▶ _PROBLEM TO SOLVE_
Scan the records below. List lines holding "функции".

◆ ◆ ◆ ◆ ◆

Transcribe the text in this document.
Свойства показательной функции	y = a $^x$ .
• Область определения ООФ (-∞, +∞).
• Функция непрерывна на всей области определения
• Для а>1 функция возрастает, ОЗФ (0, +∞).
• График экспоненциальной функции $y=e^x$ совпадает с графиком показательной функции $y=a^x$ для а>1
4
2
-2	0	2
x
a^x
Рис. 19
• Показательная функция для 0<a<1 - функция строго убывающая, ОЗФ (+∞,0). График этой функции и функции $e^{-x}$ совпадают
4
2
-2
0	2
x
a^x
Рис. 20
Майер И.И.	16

◆ ◆ ◆ ◆ ◆

▶ _CORRECT OUTPUT_
Свойства показательной функции	y = a $^x$ .
• График экспоненциальной функции $y=e^x$ совпадает с графиком показательной функции $y=a^x$ для а>1
• Показательная функция для 0<a<1 - функция строго убывающая, ОЗФ (+∞,0). График этой функции и функции $e^{-x}$ совпадают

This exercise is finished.